GOAL OF THE EXERCISE:
Copy out every line of the items below word for word, leaving out the pictures.

-- Start of DATASET EXCERPTS --

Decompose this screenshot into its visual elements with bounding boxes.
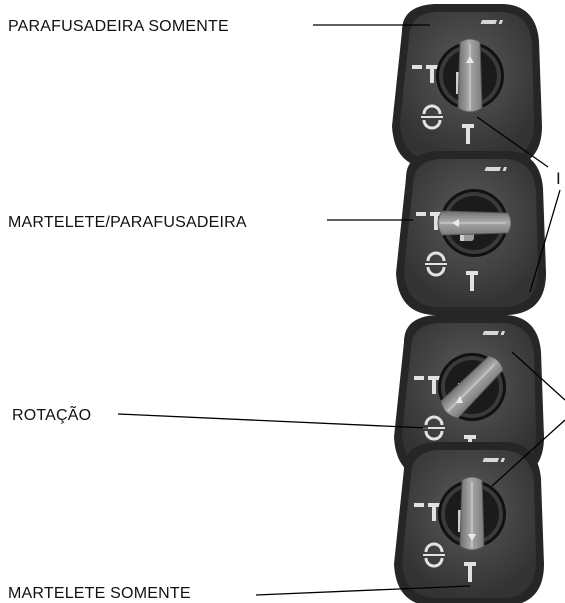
callout-line-rotation-lever: [511, 351, 565, 401]
label-hammer-screwdriver: MARTELETE/PARAFUSADEIRA: [8, 214, 247, 231]
selector-unit-screwdriver-only: [390, 2, 544, 170]
label-rotation: ROTAÇÃO: [12, 404, 91, 424]
selector-unit-hammer-screwdriver: [394, 149, 548, 317]
callout-line-middle: [529, 189, 561, 293]
callout-line-top: [476, 116, 549, 168]
label-hammer-only: MARTELETE SOMENTE: [8, 585, 191, 602]
selector-unit-rotation: [392, 313, 546, 481]
selector-unit-hammer-only: [392, 440, 546, 603]
callout-line-hammer-lever: [491, 419, 565, 487]
label-screwdriver-only: PARAFUSADEIRA SOMENTE: [8, 18, 229, 35]
leader-line-hammer-only: [255, 585, 471, 596]
callout-label-i: I: [556, 169, 561, 188]
leader-line-rotation: [117, 413, 429, 429]
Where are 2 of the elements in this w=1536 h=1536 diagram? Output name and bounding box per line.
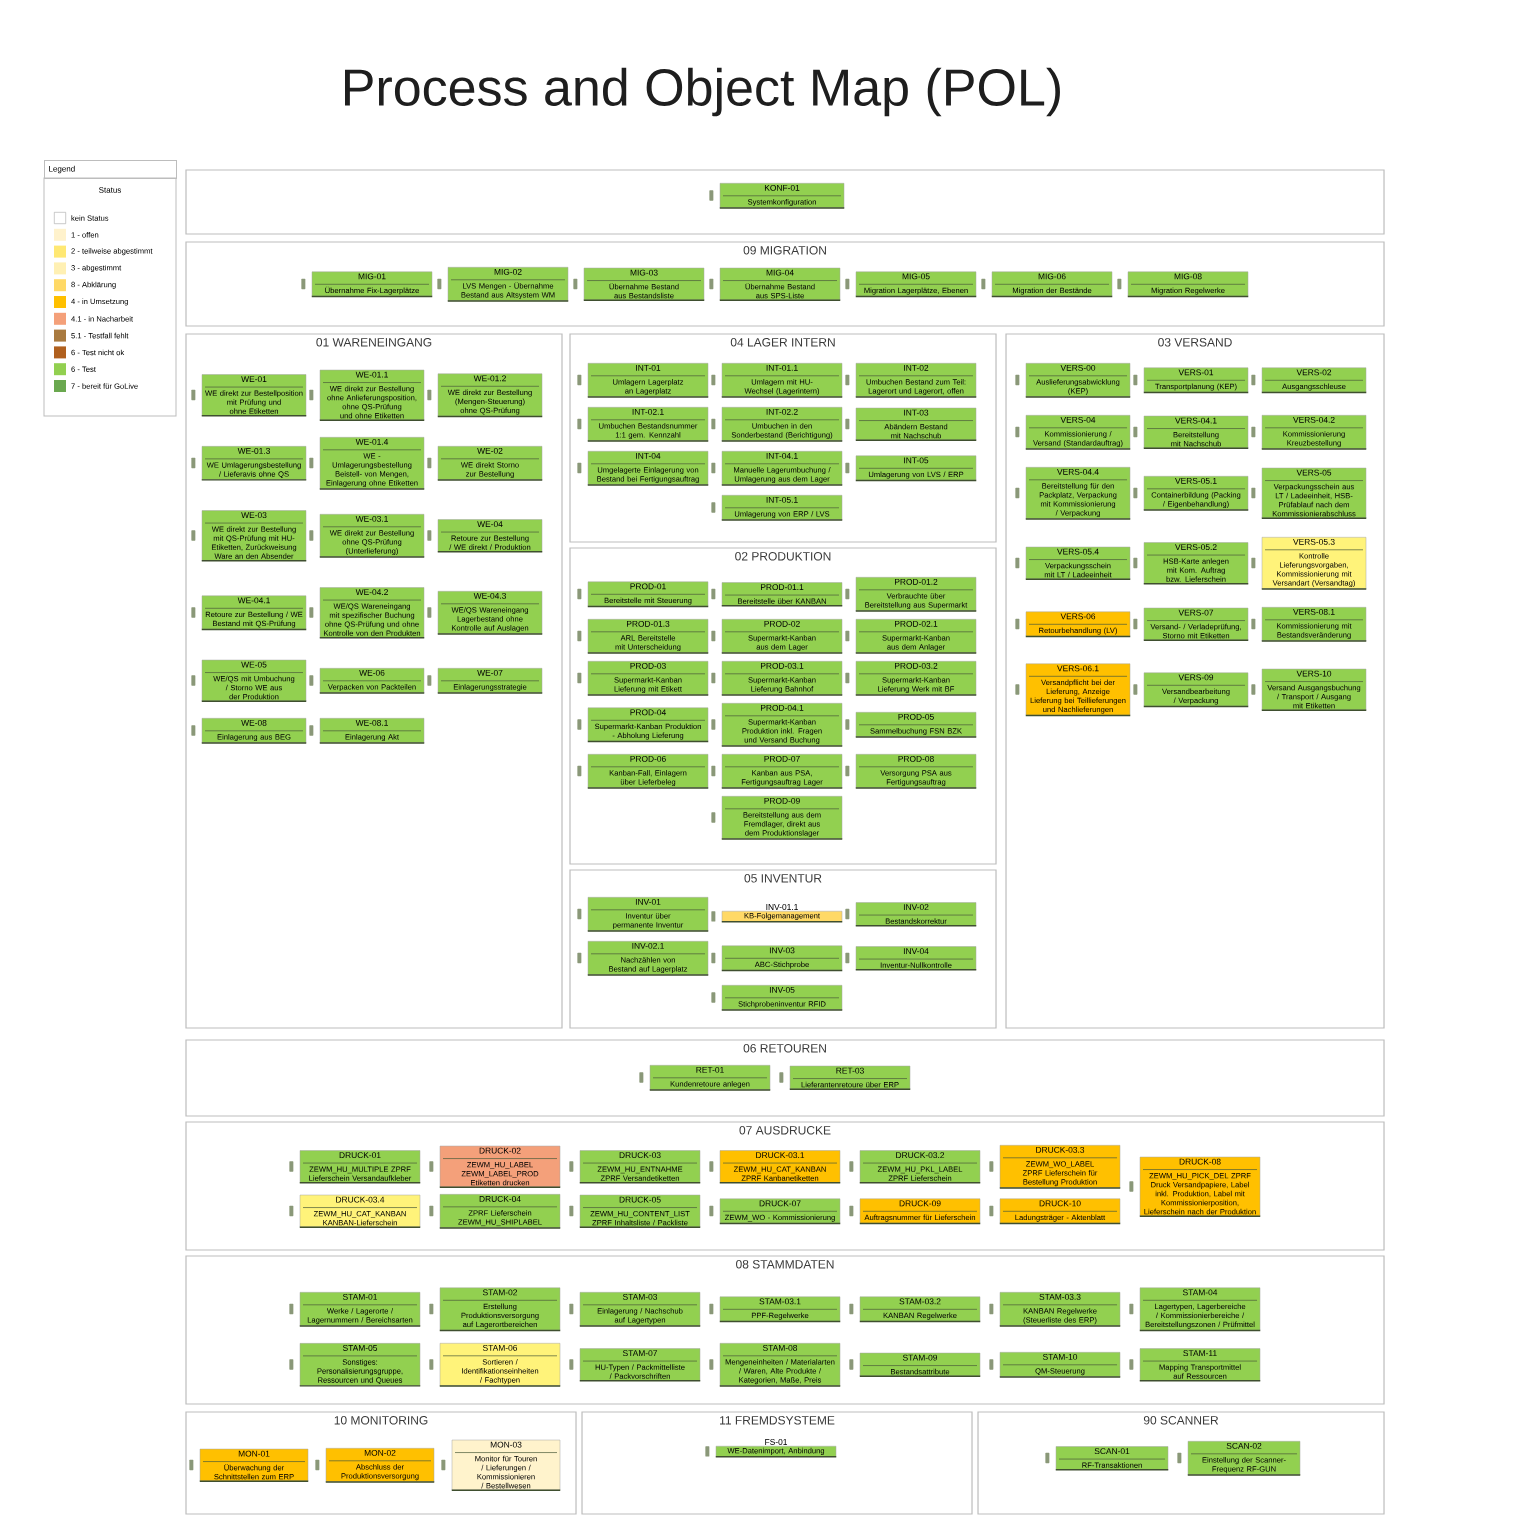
empty-panel <box>185 169 1385 235</box>
title: Process and Object Map (POL) <box>345 67 1060 117</box>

-- End of DATASET EXCERPTS --

RIGHT ANSWER:
Decompose this screenshot into its visual elements with bounding boxes.
callout-line-rotation-lever: [511, 351, 565, 401]
label-hammer-screwdriver: MARTELETE/PARAFUSADEIRA: [8, 214, 247, 231]
selector-unit-screwdriver-only: [390, 2, 544, 170]
label-rotation: ROTAÇÃO: [12, 404, 91, 424]
selector-unit-hammer-screwdriver: [394, 149, 548, 317]
callout-line-middle: [529, 189, 561, 293]
callout-line-top: [476, 116, 549, 168]
label-hammer-only: MARTELETE SOMENTE: [8, 585, 191, 602]
selector-unit-rotation: [392, 313, 546, 481]
selector-unit-hammer-only: [392, 440, 546, 603]
callout-line-hammer-lever: [491, 419, 565, 487]
label-screwdriver-only: PARAFUSADEIRA SOMENTE: [8, 18, 229, 35]
leader-line-hammer-only: [255, 585, 471, 596]
callout-label-i: I: [556, 169, 561, 188]
leader-line-rotation: [117, 413, 429, 429]
Where are 2 of the elements in this w=1536 h=1536 diagram? Output name and bounding box per line.
empty-panel <box>185 169 1385 235</box>
title: Process and Object Map (POL) <box>345 67 1060 117</box>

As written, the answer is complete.